((
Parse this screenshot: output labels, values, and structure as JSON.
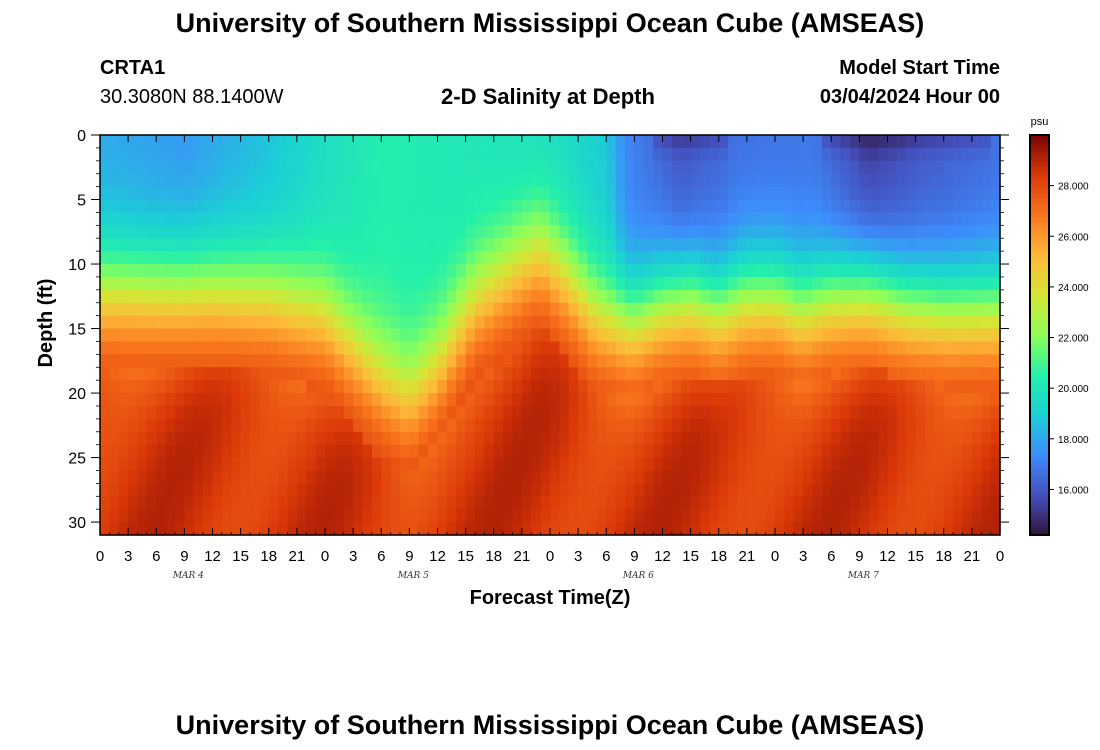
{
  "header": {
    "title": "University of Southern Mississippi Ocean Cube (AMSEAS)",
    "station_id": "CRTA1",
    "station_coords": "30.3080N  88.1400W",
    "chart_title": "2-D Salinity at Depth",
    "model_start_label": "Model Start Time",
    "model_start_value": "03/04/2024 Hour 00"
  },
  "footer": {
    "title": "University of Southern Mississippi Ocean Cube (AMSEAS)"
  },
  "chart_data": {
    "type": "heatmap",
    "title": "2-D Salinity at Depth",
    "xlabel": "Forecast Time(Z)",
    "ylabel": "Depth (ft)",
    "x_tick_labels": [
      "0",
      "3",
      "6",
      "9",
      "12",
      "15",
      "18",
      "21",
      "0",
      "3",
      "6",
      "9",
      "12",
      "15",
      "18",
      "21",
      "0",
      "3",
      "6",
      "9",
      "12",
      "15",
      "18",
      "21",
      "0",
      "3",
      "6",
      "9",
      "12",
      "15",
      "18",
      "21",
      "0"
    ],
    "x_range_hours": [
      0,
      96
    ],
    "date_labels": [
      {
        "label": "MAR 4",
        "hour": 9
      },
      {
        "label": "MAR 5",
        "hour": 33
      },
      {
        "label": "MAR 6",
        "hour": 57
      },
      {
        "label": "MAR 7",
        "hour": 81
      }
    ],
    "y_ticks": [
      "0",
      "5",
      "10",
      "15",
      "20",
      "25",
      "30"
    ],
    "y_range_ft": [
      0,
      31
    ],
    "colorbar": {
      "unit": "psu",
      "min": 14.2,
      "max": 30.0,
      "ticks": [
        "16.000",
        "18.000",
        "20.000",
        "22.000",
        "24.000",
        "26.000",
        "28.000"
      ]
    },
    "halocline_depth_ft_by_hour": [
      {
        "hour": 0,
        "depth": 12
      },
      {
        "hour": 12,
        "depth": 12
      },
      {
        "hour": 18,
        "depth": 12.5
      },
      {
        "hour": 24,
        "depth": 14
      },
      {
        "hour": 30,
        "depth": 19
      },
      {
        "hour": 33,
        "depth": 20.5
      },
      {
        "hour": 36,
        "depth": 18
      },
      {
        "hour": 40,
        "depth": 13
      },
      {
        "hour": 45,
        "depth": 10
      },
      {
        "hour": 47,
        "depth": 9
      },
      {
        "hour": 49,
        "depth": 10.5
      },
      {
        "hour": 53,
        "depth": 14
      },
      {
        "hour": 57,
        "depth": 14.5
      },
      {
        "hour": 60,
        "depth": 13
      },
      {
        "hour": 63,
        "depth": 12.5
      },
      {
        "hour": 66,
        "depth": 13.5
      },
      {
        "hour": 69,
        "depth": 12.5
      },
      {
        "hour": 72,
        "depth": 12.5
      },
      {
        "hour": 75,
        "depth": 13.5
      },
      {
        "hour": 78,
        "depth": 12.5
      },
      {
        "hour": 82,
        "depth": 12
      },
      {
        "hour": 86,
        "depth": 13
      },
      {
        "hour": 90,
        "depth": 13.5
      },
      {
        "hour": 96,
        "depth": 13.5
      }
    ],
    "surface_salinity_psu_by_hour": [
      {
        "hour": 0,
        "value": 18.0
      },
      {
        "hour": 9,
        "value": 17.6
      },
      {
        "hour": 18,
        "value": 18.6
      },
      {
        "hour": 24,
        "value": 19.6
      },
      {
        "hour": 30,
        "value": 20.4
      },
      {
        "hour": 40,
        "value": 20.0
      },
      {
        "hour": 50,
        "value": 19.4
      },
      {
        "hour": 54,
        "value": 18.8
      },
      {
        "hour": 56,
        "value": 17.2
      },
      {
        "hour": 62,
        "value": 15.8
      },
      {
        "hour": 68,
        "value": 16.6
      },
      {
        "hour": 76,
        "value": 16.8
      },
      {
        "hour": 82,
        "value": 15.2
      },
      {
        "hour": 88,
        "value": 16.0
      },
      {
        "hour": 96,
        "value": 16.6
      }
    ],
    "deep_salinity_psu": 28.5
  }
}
))
((
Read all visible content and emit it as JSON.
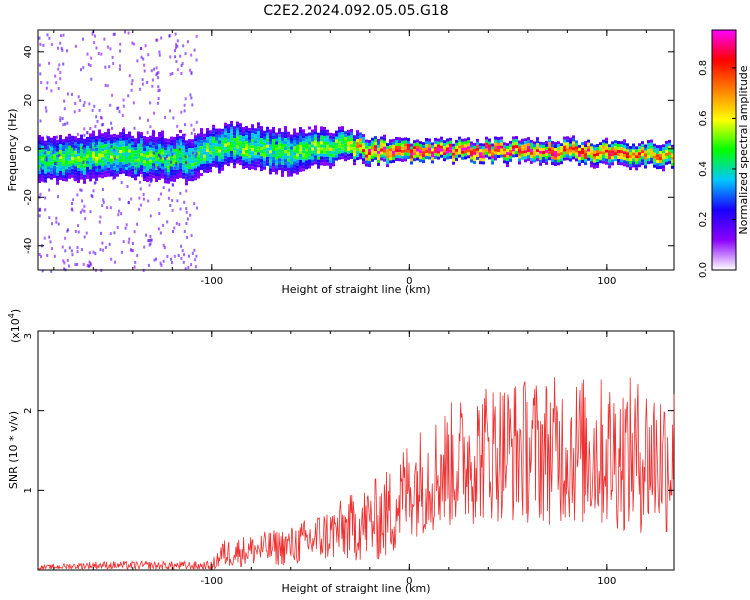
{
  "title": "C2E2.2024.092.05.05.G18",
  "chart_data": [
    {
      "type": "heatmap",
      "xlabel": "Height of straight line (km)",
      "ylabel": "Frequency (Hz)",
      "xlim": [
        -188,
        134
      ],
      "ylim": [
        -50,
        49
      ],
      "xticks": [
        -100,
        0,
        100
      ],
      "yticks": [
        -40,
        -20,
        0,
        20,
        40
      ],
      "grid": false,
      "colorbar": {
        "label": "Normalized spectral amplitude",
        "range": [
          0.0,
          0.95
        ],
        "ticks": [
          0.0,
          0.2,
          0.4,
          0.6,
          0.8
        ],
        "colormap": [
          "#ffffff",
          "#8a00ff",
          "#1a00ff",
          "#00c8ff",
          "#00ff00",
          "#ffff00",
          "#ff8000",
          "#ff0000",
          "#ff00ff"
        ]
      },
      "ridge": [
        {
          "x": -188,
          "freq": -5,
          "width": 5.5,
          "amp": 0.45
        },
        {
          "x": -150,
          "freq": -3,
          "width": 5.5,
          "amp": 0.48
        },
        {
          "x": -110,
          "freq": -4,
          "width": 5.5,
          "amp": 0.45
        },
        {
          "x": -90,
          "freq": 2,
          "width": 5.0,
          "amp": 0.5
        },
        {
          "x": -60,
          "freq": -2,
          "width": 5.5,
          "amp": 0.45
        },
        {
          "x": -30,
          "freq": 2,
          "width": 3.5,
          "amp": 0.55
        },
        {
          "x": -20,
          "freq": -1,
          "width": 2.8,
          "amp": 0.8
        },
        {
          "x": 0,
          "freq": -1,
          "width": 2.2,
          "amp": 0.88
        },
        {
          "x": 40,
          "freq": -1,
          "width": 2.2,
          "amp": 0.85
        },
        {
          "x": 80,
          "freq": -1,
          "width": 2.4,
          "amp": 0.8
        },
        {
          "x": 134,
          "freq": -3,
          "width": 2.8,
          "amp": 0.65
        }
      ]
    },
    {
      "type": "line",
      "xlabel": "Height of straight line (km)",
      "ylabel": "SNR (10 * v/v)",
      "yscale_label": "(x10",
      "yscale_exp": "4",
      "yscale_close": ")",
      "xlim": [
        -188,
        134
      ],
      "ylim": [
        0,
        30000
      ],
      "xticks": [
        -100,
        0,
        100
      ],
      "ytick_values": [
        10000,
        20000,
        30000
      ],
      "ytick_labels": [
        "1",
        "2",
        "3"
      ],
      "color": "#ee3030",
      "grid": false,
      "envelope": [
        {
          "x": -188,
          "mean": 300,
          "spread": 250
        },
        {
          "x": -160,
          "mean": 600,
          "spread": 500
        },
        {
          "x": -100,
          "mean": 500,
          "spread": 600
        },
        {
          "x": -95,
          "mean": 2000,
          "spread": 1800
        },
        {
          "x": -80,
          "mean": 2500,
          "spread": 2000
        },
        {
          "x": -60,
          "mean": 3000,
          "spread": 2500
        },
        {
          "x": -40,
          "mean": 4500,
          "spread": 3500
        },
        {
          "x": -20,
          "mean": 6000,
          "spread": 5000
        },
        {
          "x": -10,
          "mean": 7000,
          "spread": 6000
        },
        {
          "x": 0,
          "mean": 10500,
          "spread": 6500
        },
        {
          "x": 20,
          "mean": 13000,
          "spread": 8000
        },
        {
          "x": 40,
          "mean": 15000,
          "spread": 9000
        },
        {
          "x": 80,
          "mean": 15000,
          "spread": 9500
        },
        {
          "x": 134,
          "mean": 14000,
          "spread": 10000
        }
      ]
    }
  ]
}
))
• Required work
Pick out the lines that contain "AMSEAS" and copy them.

• Written reply
    "title": "University of Southern Mississippi Ocean Cube (AMSEAS)",
    "title": "University of Southern Mississippi Ocean Cube (AMSEAS)"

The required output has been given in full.